Copy out each line featuring the string "will" from the entries beneath.

__Data items__
>>>>

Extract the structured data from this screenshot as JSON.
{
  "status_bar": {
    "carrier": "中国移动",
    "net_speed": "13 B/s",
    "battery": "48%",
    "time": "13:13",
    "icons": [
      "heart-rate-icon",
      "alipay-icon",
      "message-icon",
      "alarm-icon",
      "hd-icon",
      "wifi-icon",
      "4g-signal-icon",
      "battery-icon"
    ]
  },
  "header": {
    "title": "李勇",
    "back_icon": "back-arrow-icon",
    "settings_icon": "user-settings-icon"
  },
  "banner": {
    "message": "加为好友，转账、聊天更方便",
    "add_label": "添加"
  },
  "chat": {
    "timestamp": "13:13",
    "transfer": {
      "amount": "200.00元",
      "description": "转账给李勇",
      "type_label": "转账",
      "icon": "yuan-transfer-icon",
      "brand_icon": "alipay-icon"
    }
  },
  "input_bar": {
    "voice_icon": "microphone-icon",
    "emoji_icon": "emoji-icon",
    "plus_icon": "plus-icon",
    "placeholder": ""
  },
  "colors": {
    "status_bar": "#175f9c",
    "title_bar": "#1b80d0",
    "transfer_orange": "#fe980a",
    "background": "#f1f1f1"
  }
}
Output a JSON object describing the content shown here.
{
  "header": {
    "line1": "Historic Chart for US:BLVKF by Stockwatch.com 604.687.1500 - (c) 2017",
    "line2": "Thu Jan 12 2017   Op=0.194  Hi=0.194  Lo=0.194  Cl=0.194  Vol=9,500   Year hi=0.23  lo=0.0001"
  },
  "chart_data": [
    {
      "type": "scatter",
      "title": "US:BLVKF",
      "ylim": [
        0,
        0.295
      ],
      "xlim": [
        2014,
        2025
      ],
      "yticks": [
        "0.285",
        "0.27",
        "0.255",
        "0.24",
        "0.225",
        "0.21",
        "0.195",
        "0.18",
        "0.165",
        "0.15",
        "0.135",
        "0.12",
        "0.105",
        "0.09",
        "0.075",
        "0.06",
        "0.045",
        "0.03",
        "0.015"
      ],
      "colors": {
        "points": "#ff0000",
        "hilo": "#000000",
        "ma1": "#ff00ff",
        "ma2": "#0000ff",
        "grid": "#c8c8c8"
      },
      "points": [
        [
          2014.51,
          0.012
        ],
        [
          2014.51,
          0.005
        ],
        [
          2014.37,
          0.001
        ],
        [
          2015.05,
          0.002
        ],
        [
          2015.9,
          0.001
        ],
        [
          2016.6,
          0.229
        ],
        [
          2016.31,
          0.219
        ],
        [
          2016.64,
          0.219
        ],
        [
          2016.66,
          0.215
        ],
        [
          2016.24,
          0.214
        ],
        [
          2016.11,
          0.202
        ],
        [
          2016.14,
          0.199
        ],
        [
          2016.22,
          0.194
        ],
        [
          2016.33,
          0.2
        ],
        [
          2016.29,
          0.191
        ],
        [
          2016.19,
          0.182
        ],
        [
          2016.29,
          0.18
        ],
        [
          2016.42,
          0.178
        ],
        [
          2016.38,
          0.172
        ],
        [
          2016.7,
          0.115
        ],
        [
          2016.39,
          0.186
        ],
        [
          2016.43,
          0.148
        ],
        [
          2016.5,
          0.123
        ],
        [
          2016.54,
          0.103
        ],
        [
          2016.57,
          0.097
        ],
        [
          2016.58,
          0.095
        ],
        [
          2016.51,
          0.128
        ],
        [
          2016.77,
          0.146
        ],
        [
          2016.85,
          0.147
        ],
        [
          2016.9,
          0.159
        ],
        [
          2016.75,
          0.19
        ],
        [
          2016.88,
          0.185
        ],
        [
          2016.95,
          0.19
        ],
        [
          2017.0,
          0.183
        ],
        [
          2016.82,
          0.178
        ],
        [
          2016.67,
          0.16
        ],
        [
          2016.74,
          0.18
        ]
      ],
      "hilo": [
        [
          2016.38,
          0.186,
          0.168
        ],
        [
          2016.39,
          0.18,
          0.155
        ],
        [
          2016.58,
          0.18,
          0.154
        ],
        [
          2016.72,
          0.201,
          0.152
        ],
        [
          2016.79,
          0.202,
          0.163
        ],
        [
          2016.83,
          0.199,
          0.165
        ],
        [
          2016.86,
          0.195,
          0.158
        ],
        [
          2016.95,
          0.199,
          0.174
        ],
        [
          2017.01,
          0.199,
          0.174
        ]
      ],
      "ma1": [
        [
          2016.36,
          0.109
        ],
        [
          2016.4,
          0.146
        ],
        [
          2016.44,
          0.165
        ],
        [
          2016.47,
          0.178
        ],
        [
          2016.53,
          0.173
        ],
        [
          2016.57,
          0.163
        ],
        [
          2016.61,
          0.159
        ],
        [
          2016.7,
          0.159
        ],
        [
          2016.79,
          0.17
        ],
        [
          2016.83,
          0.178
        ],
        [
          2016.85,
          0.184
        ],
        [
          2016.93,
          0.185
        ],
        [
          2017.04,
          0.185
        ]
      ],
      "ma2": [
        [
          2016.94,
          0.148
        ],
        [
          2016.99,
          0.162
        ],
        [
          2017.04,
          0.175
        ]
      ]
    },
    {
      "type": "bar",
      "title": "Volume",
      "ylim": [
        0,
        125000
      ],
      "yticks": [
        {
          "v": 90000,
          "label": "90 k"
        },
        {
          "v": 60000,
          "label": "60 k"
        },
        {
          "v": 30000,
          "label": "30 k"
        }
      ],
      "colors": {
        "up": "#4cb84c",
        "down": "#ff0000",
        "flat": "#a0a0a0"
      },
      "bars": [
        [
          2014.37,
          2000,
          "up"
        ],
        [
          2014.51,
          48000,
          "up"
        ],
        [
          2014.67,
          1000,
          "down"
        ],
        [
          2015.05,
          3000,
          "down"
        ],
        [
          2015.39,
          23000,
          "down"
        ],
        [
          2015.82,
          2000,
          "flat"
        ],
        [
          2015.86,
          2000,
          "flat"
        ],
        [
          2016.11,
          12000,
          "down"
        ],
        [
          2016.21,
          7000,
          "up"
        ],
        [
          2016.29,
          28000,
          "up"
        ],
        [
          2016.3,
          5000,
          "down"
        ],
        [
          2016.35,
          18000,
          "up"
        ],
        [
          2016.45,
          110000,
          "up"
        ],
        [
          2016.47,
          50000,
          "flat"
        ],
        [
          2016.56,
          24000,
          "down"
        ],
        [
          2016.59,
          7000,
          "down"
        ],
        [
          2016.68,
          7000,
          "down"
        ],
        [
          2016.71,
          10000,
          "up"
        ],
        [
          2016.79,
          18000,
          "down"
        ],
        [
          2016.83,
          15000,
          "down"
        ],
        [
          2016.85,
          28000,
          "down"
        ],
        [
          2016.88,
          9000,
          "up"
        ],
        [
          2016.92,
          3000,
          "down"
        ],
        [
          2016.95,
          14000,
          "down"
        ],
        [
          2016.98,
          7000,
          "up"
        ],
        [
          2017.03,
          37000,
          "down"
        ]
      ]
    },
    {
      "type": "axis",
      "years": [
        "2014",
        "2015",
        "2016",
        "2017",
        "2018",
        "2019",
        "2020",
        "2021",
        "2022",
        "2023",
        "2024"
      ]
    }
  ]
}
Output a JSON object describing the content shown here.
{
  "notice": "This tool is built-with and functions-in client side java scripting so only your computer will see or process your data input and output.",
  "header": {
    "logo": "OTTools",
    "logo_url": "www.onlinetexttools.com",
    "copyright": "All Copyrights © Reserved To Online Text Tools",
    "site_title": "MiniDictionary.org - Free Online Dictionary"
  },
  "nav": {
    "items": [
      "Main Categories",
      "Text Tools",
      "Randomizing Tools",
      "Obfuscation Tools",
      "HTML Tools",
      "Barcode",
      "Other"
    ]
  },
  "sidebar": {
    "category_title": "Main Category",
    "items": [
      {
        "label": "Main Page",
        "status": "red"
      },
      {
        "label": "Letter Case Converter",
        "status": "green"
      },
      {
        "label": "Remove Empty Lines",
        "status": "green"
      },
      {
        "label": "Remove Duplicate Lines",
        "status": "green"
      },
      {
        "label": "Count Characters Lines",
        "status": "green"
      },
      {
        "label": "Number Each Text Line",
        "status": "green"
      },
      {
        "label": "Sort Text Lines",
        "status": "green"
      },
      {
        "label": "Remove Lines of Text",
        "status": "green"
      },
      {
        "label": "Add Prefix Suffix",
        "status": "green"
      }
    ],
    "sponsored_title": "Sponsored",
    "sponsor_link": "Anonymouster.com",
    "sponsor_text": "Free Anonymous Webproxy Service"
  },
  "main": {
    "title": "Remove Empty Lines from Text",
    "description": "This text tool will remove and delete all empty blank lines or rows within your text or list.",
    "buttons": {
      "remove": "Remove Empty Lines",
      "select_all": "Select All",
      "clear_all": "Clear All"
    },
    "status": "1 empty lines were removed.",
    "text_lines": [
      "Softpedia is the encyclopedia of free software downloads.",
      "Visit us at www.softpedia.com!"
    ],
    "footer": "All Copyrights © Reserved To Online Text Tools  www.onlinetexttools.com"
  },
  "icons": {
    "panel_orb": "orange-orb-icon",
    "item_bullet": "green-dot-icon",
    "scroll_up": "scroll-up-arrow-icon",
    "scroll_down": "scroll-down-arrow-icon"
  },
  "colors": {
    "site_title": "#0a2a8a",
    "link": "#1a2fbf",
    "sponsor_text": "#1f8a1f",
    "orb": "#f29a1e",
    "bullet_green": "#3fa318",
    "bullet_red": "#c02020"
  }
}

<<<<

__Reply__
  "notice": "This tool is built-with and functions-in client side java scripting so only your computer will see or process your data input and output.",
    "description": "This text tool will remove and delete all empty blank lines or rows within your text or list.",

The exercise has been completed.